> WHAT THE TASK ASKS:
Copy each line of the data below with the word "ideas".

> RECORD EXTRACTS:
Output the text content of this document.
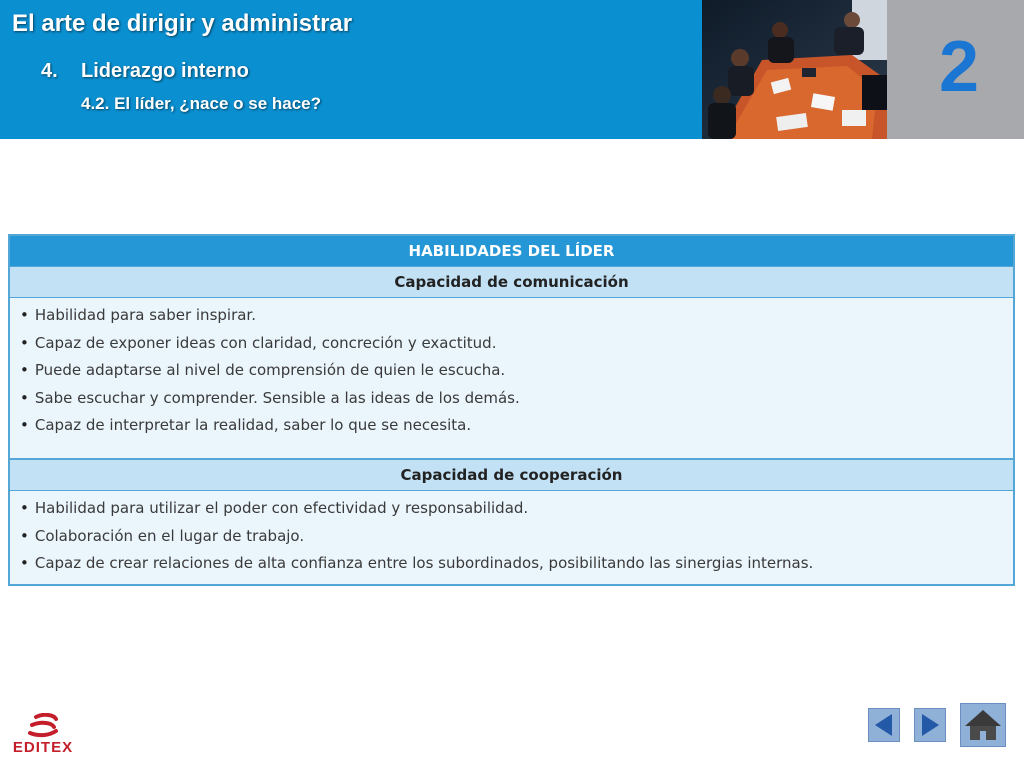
El arte de dirigir y administrar
4. Liderazgo interno
4.2. El líder, ¿nace o se hace?	2
HABILIDADES DEL LÍDER
Capacidad de comunicación
• Habilidad para saber inspirar.
• Capaz de exponer ideas con claridad, concreción y exactitud.
• Puede adaptarse al nivel de comprensión de quien le escucha.
• Sabe escuchar y comprender. Sensible a las ideas de los demás.
• Capaz de interpretar la realidad, saber lo que se necesita.
Capacidad de cooperación
• Habilidad para utilizar el poder con efectividad y responsabilidad.
• Colaboración en el lugar de trabajo.
• Capaz de crear relaciones de alta confianza entre los subordinados, posibilitando las sinergias internas.
EDITEX
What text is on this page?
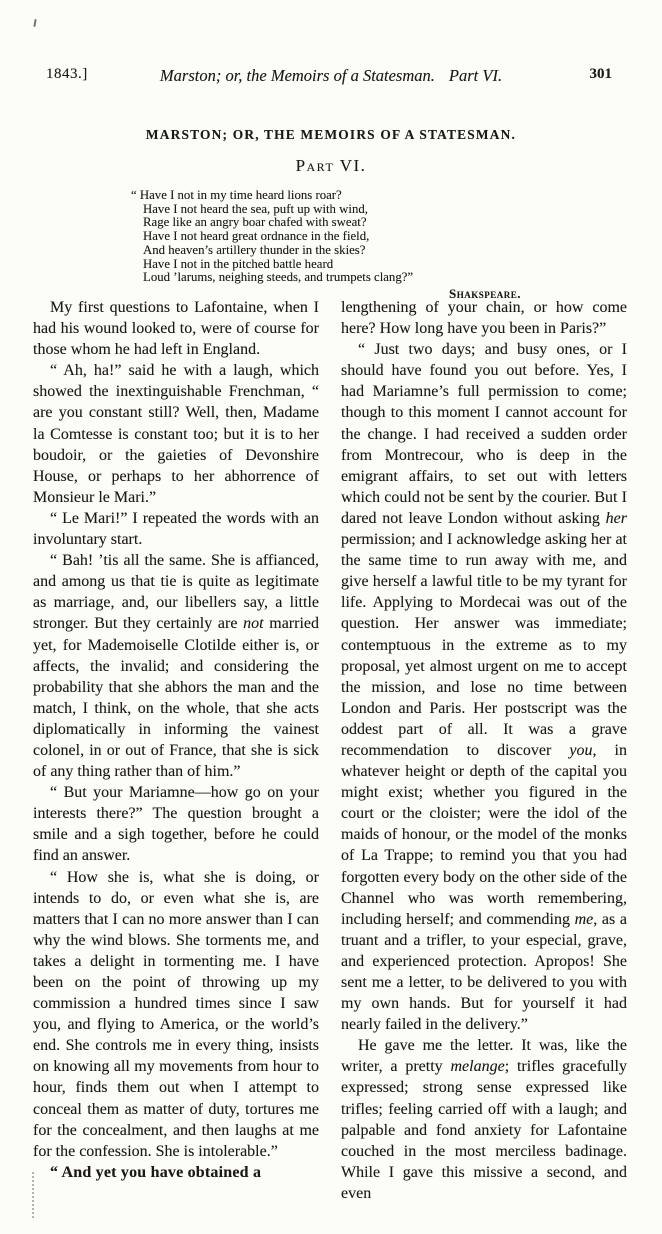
1843.]	Marston; or, the Memoirs of a Statesman. Part VI.	301
MARSTON; OR, THE MEMOIRS OF A STATESMAN.
Part VI.
“ Have I not in my time heard lions roar?
Have I not heard the sea, puft up with wind,
Rage like an angry boar chafed with sweat?
Have I not heard great ordnance in the field,
And heaven’s artillery thunder in the skies?
Have I not in the pitched battle heard
Loud ’larums, neighing steeds, and trumpets clang?”
Shakspeare.

My first questions to Lafontaine, when I had his wound looked to, were of course for those whom he had left in England.

“ Ah, ha!” said he with a laugh, which showed the inextinguishable Frenchman, “ are you constant still? Well, then, Madame la Comtesse is constant too; but it is to her boudoir, or the gaieties of Devonshire House, or perhaps to her abhorrence of Monsieur le Mari.”

“ Le Mari!” I repeated the words with an involuntary start.

“ Bah! ’tis all the same. She is affianced, and among us that tie is quite as legitimate as marriage, and, our libellers say, a little stronger. But they certainly are not married yet, for Mademoiselle Clotilde either is, or affects, the invalid; and considering the probability that she abhors the man and the match, I think, on the whole, that she acts diplomatically in informing the vainest colonel, in or out of France, that she is sick of any thing rather than of him.”

“ But your Mariamne—how go on your interests there?” The question brought a smile and a sigh together, before he could find an answer.

“ How she is, what she is doing, or intends to do, or even what she is, are matters that I can no more answer than I can why the wind blows. She torments me, and takes a delight in tormenting me. I have been on the point of throwing up my commission a hundred times since I saw you, and flying to America, or the world’s end. She controls me in every thing, insists on knowing all my movements from hour to hour, finds them out when I attempt to conceal them as matter of duty, tortures me for the concealment, and then laughs at me for the confession. She is intolerable.”

“ And yet you have obtained a

lengthening of your chain, or how come here? How long have you been in Paris?”

“ Just two days; and busy ones, or I should have found you out before. Yes, I had Mariamne’s full permission to come; though to this moment I cannot account for the change. I had received a sudden order from Montrecour, who is deep in the emigrant affairs, to set out with letters which could not be sent by the courier. But I dared not leave London without asking her permission; and I acknowledge asking her at the same time to run away with me, and give herself a lawful title to be my tyrant for life. Applying to Mordecai was out of the question. Her answer was immediate; contemptuous in the extreme as to my proposal, yet almost urgent on me to accept the mission, and lose no time between London and Paris. Her postscript was the oddest part of all. It was a grave recommendation to discover you, in whatever height or depth of the capital you might exist; whether you figured in the court or the cloister; were the idol of the maids of honour, or the model of the monks of La Trappe; to remind you that you had forgotten every body on the other side of the Channel who was worth remembering, including herself; and commending me, as a truant and a trifler, to your especial, grave, and experienced protection. Apropos! She sent me a letter, to be delivered to you with my own hands. But for yourself it had nearly failed in the delivery.”

He gave me the letter. It was, like the writer, a pretty melange; trifles gracefully expressed; strong sense expressed like trifles; feeling carried off with a laugh; and palpable and fond anxiety for Lafontaine couched in the most merciless badinage. While I gave this missive a second, and even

> ANSWER TO THE PROBLEM:
• Capaz de exponer ideas con claridad, concreción y exactitud.
• Sabe escuchar y comprender. Sensible a las ideas de los demás.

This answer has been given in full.